## Directions
Copy out each listing below, switching "gl10-point" to "gl10-marker" wherever it occurs and keeping every other character unchanged.

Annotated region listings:

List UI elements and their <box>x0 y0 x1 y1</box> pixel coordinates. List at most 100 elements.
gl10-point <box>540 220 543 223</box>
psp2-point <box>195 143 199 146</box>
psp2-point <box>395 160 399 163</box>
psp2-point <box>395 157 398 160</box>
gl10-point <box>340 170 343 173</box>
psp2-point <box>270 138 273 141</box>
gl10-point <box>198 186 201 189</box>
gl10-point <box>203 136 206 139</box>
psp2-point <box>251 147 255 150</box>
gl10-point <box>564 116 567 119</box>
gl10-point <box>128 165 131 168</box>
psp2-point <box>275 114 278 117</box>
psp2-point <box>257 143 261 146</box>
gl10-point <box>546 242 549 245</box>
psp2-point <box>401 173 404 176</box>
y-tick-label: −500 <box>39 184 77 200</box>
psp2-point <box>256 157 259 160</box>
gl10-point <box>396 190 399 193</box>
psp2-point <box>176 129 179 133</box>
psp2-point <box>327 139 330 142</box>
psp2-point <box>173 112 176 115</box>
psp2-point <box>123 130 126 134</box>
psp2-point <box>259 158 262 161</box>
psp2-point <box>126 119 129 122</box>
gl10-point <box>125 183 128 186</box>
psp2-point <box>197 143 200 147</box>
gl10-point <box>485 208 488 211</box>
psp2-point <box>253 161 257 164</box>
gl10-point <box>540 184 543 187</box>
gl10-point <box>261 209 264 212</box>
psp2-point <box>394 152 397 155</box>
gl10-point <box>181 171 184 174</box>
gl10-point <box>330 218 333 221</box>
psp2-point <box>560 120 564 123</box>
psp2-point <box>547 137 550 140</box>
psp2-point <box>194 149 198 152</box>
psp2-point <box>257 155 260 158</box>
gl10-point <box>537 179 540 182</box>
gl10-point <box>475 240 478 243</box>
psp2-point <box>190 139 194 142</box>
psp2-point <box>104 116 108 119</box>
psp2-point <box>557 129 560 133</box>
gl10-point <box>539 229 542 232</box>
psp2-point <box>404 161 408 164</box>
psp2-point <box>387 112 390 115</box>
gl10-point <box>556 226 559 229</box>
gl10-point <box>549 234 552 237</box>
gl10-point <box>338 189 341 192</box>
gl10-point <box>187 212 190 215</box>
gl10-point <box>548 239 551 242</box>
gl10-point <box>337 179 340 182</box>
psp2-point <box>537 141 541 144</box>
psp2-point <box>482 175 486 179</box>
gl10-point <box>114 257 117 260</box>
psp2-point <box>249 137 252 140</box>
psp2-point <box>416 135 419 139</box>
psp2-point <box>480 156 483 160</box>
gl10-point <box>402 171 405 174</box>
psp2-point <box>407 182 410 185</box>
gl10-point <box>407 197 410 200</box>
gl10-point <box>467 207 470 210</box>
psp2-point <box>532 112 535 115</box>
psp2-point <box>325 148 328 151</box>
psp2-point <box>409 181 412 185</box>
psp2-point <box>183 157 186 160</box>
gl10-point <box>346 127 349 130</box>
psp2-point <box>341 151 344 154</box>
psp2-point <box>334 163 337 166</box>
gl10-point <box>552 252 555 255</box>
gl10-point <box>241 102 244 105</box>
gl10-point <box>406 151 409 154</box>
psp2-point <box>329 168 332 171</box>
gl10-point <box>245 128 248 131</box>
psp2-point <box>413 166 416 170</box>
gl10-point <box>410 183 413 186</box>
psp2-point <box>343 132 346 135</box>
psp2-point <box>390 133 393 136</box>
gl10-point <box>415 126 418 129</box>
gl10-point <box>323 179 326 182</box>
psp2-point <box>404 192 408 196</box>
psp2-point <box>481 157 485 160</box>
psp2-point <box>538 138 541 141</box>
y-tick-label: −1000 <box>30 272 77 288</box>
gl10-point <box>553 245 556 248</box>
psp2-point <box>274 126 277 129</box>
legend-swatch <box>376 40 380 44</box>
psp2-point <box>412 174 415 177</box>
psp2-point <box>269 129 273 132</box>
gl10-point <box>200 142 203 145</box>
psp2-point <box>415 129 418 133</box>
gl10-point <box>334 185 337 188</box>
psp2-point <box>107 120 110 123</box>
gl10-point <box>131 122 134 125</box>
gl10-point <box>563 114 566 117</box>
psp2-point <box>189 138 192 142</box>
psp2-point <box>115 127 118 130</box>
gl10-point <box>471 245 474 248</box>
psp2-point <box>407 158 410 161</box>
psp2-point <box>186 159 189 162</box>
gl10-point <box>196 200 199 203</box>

## Output for this task
List UI elements and their <box>x0 y0 x1 y1</box> pixel coordinates. List at most 100 elements.
gl10-marker <box>540 220 543 223</box>
psp2-point <box>195 143 199 146</box>
psp2-point <box>395 160 399 163</box>
psp2-point <box>395 157 398 160</box>
gl10-marker <box>340 170 343 173</box>
psp2-point <box>270 138 273 141</box>
gl10-marker <box>198 186 201 189</box>
gl10-marker <box>203 136 206 139</box>
psp2-point <box>251 147 255 150</box>
gl10-marker <box>564 116 567 119</box>
gl10-marker <box>128 165 131 168</box>
psp2-point <box>275 114 278 117</box>
psp2-point <box>257 143 261 146</box>
gl10-marker <box>546 242 549 245</box>
psp2-point <box>401 173 404 176</box>
y-tick-label: −500 <box>39 184 77 200</box>
psp2-point <box>256 157 259 160</box>
gl10-marker <box>396 190 399 193</box>
psp2-point <box>176 129 179 133</box>
psp2-point <box>327 139 330 142</box>
psp2-point <box>173 112 176 115</box>
psp2-point <box>123 130 126 134</box>
psp2-point <box>259 158 262 161</box>
psp2-point <box>126 119 129 122</box>
gl10-marker <box>125 183 128 186</box>
psp2-point <box>197 143 200 147</box>
gl10-marker <box>485 208 488 211</box>
psp2-point <box>253 161 257 164</box>
gl10-marker <box>540 184 543 187</box>
gl10-marker <box>261 209 264 212</box>
psp2-point <box>394 152 397 155</box>
gl10-marker <box>181 171 184 174</box>
gl10-marker <box>330 218 333 221</box>
psp2-point <box>560 120 564 123</box>
psp2-point <box>547 137 550 140</box>
psp2-point <box>194 149 198 152</box>
psp2-point <box>257 155 260 158</box>
gl10-marker <box>537 179 540 182</box>
gl10-marker <box>475 240 478 243</box>
psp2-point <box>190 139 194 142</box>
psp2-point <box>104 116 108 119</box>
psp2-point <box>557 129 560 133</box>
gl10-marker <box>539 229 542 232</box>
psp2-point <box>404 161 408 164</box>
psp2-point <box>387 112 390 115</box>
gl10-marker <box>556 226 559 229</box>
gl10-marker <box>549 234 552 237</box>
gl10-marker <box>338 189 341 192</box>
gl10-marker <box>187 212 190 215</box>
gl10-marker <box>548 239 551 242</box>
gl10-marker <box>337 179 340 182</box>
psp2-point <box>537 141 541 144</box>
psp2-point <box>482 175 486 179</box>
gl10-marker <box>114 257 117 260</box>
psp2-point <box>249 137 252 140</box>
psp2-point <box>416 135 419 139</box>
psp2-point <box>480 156 483 160</box>
gl10-marker <box>402 171 405 174</box>
psp2-point <box>407 182 410 185</box>
gl10-marker <box>407 197 410 200</box>
gl10-marker <box>467 207 470 210</box>
psp2-point <box>532 112 535 115</box>
psp2-point <box>325 148 328 151</box>
psp2-point <box>409 181 412 185</box>
psp2-point <box>183 157 186 160</box>
gl10-marker <box>346 127 349 130</box>
psp2-point <box>341 151 344 154</box>
psp2-point <box>334 163 337 166</box>
gl10-marker <box>552 252 555 255</box>
gl10-marker <box>241 102 244 105</box>
gl10-marker <box>406 151 409 154</box>
psp2-point <box>329 168 332 171</box>
gl10-marker <box>245 128 248 131</box>
psp2-point <box>413 166 416 170</box>
gl10-marker <box>410 183 413 186</box>
psp2-point <box>343 132 346 135</box>
psp2-point <box>390 133 393 136</box>
gl10-marker <box>415 126 418 129</box>
gl10-marker <box>323 179 326 182</box>
psp2-point <box>404 192 408 196</box>
psp2-point <box>481 157 485 160</box>
psp2-point <box>538 138 541 141</box>
y-tick-label: −1000 <box>30 272 77 288</box>
gl10-marker <box>553 245 556 248</box>
psp2-point <box>274 126 277 129</box>
legend-swatch <box>376 40 380 44</box>
psp2-point <box>412 174 415 177</box>
psp2-point <box>269 129 273 132</box>
gl10-marker <box>200 142 203 145</box>
psp2-point <box>415 129 418 133</box>
gl10-marker <box>334 185 337 188</box>
psp2-point <box>107 120 110 123</box>
gl10-marker <box>131 122 134 125</box>
gl10-marker <box>563 114 566 117</box>
psp2-point <box>189 138 192 142</box>
psp2-point <box>115 127 118 130</box>
gl10-marker <box>471 245 474 248</box>
psp2-point <box>407 158 410 161</box>
psp2-point <box>186 159 189 162</box>
gl10-marker <box>196 200 199 203</box>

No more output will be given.